(Exercise directions) Search the data for the word "numero" and copy every line where it occurs.

============================================================

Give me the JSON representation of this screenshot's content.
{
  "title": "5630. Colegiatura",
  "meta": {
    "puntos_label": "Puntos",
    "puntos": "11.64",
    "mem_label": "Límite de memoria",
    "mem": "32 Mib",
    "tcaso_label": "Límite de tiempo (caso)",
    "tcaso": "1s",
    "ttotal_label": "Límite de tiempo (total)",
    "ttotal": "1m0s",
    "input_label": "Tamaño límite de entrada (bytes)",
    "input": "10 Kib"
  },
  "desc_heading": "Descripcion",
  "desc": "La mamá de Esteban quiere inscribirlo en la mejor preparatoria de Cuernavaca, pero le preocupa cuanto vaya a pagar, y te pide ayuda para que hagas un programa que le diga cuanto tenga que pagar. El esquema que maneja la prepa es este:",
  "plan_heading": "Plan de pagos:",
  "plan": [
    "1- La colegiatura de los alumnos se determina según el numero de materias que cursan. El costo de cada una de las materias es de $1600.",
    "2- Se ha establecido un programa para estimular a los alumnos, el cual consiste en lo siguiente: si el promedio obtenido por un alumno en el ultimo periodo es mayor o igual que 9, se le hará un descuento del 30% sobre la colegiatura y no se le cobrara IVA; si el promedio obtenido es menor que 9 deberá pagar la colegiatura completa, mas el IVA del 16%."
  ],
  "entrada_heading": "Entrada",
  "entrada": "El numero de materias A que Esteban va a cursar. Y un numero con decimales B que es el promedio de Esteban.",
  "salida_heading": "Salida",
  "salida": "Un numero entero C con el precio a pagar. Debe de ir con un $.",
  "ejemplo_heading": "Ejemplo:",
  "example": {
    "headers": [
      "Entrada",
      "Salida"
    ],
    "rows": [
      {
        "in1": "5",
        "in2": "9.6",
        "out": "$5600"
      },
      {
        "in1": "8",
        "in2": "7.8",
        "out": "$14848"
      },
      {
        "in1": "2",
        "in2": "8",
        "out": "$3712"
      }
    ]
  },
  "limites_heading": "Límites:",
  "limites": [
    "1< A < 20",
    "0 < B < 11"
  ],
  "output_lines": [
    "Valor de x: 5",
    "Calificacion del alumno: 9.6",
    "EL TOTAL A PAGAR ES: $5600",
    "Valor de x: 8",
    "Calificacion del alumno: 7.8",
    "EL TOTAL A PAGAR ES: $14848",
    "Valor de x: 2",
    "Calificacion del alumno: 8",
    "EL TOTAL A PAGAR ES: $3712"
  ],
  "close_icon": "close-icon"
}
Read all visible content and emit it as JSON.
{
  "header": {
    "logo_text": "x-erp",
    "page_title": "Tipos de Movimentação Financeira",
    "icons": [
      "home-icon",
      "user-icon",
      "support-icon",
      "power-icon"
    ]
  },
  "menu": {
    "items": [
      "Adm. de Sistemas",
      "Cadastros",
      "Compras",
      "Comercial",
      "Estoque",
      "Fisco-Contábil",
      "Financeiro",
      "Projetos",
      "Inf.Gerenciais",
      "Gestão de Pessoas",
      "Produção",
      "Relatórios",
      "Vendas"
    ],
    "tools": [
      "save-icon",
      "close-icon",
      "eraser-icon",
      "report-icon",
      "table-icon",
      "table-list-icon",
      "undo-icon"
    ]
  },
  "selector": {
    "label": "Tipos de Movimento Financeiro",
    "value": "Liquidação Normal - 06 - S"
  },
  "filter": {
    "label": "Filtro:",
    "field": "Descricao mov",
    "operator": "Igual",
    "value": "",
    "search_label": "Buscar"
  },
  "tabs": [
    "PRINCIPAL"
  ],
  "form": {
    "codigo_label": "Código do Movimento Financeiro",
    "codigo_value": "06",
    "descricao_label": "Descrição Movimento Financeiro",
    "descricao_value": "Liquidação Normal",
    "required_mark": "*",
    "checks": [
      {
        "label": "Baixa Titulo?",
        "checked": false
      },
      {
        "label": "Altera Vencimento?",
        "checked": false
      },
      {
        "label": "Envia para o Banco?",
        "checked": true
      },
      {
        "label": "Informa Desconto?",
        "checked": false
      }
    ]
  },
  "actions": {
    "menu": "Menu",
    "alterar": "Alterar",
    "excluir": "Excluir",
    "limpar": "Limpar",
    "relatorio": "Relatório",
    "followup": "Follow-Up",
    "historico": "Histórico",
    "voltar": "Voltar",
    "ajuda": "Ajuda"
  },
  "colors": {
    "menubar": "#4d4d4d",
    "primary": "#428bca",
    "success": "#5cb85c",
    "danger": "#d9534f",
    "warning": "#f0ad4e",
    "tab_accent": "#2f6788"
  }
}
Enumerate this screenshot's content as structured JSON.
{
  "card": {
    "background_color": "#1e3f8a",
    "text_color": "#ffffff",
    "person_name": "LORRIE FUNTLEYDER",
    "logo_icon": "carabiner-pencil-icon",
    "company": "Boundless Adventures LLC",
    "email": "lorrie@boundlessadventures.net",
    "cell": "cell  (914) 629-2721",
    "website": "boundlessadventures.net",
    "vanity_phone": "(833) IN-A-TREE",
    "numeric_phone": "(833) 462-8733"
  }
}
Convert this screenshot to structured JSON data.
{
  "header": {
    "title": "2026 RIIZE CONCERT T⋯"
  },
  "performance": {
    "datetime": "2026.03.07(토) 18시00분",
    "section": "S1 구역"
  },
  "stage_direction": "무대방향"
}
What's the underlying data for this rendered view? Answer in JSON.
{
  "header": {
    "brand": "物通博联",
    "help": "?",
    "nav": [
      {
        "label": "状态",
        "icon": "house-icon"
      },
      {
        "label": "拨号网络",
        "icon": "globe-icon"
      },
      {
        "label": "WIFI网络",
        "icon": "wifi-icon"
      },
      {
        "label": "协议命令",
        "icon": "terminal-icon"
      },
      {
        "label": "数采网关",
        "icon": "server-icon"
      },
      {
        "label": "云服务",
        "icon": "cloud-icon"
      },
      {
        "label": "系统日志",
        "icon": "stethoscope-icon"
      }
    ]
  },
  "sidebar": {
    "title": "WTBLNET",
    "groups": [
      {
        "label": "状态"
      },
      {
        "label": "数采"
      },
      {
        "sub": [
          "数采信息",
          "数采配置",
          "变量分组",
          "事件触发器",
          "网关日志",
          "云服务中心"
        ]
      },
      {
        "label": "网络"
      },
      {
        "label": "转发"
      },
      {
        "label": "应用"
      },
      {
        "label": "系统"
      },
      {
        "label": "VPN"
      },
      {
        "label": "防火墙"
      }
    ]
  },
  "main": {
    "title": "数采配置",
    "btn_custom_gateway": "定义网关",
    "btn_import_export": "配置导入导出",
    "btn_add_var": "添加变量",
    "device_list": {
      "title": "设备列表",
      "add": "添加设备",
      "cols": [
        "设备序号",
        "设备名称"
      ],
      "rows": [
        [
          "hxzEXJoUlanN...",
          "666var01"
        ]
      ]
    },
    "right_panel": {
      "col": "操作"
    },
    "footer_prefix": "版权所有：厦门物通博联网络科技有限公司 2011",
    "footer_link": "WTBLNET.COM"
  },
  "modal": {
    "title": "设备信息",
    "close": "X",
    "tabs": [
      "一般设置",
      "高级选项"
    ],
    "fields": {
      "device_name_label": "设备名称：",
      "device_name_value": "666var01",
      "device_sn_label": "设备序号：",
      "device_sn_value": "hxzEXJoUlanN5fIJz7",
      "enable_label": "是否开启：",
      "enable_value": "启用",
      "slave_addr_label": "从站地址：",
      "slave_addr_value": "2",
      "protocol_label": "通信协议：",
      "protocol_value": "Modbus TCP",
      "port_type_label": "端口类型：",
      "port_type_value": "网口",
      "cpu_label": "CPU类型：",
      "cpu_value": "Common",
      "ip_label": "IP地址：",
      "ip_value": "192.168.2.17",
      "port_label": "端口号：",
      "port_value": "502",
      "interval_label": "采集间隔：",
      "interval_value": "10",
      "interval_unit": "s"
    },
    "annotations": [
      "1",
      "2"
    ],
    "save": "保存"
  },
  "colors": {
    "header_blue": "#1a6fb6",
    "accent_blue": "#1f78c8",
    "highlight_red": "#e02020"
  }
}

============================================================

(Exercise solution)
    "1- La colegiatura de los alumnos se determina según el numero de materias que cursan. El costo de cada una de las materias es de $1600.",
  "entrada": "El numero de materias A que Esteban va a cursar. Y un numero con decimales B que es el promedio de Esteban.",
  "salida": "Un numero entero C con el precio a pagar. Debe de ir con un $.",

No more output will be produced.